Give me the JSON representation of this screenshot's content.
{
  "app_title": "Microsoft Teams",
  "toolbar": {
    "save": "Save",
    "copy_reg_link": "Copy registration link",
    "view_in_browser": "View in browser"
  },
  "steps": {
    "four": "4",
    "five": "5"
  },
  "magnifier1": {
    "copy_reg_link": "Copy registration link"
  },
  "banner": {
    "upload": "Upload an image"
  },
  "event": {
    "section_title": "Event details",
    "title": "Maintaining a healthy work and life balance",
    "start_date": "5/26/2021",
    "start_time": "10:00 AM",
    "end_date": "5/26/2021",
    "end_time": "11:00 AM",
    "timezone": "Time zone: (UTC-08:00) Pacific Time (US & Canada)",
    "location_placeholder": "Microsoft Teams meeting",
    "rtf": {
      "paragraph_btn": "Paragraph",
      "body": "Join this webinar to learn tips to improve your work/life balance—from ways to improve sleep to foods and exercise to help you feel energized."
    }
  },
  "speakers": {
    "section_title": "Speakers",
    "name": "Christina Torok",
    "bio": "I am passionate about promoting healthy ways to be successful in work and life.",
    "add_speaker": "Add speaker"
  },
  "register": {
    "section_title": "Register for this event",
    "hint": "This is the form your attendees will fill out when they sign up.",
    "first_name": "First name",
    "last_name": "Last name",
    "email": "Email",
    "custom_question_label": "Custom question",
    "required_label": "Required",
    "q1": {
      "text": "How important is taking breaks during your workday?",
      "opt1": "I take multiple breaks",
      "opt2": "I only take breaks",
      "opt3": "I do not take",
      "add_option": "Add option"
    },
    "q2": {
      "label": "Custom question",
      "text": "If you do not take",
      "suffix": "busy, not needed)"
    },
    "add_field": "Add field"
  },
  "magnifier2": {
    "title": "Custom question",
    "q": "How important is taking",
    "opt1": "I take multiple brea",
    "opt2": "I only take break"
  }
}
^^^^
The task:
Transcribe all of the lines in the records precisely.

Correct answer:
Give me the JSON representation of this screenshot's content.
{
  "app_title": "Microsoft Teams",
  "toolbar": {
    "save": "Save",
    "copy_reg_link": "Copy registration link",
    "view_in_browser": "View in browser"
  },
  "steps": {
    "four": "4",
    "five": "5"
  },
  "magnifier1": {
    "copy_reg_link": "Copy registration link"
  },
  "banner": {
    "upload": "Upload an image"
  },
  "event": {
    "section_title": "Event details",
    "title": "Maintaining a healthy work and life balance",
    "start_date": "5/26/2021",
    "start_time": "10:00 AM",
    "end_date": "5/26/2021",
    "end_time": "11:00 AM",
    "timezone": "Time zone: (UTC-08:00) Pacific Time (US & Canada)",
    "location_placeholder": "Microsoft Teams meeting",
    "rtf": {
      "paragraph_btn": "Paragraph",
      "body": "Join this webinar to learn tips to improve your work/life balance—from ways to improve sleep to foods and exercise to help you feel energized."
    }
  },
  "speakers": {
    "section_title": "Speakers",
    "name": "Christina Torok",
    "bio": "I am passionate about promoting healthy ways to be successful in work and life.",
    "add_speaker": "Add speaker"
  },
  "register": {
    "section_title": "Register for this event",
    "hint": "This is the form your attendees will fill out when they sign up.",
    "first_name": "First name",
    "last_name": "Last name",
    "email": "Email",
    "custom_question_label": "Custom question",
    "required_label": "Required",
    "q1": {
      "text": "How important is taking breaks during your workday?",
      "opt1": "I take multiple breaks",
      "opt2": "I only take breaks",
      "opt3": "I do not take",
      "add_option": "Add option"
    },
    "q2": {
      "label": "Custom question",
      "text": "If you do not take",
      "suffix": "busy, not needed)"
    },
    "add_field": "Add field"
  },
  "magnifier2": {
    "title": "Custom question",
    "q": "How important is taking",
    "opt1": "I take multiple brea",
    "opt2": "I only take break"
  }
}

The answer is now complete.